Objective: Pull out each line of the records below that contains the string "seat". Case counts.

Excerpted data:
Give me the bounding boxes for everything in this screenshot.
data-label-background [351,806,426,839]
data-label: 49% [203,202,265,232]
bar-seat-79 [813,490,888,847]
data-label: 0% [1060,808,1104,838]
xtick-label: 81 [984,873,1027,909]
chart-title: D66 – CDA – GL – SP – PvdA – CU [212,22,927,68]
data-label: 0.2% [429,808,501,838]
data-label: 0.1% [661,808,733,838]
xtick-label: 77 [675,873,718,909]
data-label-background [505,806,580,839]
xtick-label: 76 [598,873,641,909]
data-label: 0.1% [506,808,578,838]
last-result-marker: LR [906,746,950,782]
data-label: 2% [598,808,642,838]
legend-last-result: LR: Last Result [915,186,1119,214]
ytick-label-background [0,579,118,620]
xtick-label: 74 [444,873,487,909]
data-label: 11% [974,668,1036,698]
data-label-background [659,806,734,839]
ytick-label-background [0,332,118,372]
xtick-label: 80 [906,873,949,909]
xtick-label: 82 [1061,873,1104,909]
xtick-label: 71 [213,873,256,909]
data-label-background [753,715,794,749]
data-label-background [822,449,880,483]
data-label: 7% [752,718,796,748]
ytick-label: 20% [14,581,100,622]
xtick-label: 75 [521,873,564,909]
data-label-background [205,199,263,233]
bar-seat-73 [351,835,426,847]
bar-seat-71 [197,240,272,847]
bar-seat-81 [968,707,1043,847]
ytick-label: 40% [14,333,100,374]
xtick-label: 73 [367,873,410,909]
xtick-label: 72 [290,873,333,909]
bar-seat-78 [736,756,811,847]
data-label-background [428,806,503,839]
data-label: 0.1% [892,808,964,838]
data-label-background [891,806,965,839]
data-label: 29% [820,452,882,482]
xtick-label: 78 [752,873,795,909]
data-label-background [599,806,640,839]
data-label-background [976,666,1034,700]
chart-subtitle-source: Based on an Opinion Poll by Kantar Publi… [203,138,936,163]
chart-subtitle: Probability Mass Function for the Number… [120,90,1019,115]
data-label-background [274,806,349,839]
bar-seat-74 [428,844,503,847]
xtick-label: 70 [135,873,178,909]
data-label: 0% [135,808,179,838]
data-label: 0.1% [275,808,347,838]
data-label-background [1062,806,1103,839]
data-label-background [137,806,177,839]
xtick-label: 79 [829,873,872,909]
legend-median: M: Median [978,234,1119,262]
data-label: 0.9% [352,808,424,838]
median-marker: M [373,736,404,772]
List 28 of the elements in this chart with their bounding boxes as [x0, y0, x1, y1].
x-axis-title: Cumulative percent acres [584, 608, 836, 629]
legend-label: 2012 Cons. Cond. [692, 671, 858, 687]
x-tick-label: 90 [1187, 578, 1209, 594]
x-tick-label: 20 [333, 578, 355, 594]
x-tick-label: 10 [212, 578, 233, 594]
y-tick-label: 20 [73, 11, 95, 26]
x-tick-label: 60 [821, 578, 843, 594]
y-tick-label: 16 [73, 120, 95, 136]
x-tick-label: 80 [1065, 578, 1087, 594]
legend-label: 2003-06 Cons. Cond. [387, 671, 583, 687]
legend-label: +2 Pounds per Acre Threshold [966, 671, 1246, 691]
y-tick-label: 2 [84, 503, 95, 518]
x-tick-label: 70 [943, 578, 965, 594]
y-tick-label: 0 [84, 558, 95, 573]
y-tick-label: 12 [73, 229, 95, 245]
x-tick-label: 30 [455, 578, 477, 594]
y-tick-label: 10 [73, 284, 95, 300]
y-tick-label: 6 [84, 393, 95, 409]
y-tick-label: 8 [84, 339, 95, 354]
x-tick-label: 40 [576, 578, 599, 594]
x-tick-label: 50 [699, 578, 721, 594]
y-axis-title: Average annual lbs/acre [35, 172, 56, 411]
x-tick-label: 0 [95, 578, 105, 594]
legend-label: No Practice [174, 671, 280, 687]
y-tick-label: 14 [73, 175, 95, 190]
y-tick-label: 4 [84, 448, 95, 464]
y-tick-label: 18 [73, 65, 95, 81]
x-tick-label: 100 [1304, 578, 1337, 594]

Task solution:
bar-seat-79 [813,490,888,847]
bar-seat-73 [351,835,426,847]
bar-seat-71 [197,240,272,847]
bar-seat-81 [968,707,1043,847]
bar-seat-78 [736,756,811,847]
bar-seat-74 [428,844,503,847]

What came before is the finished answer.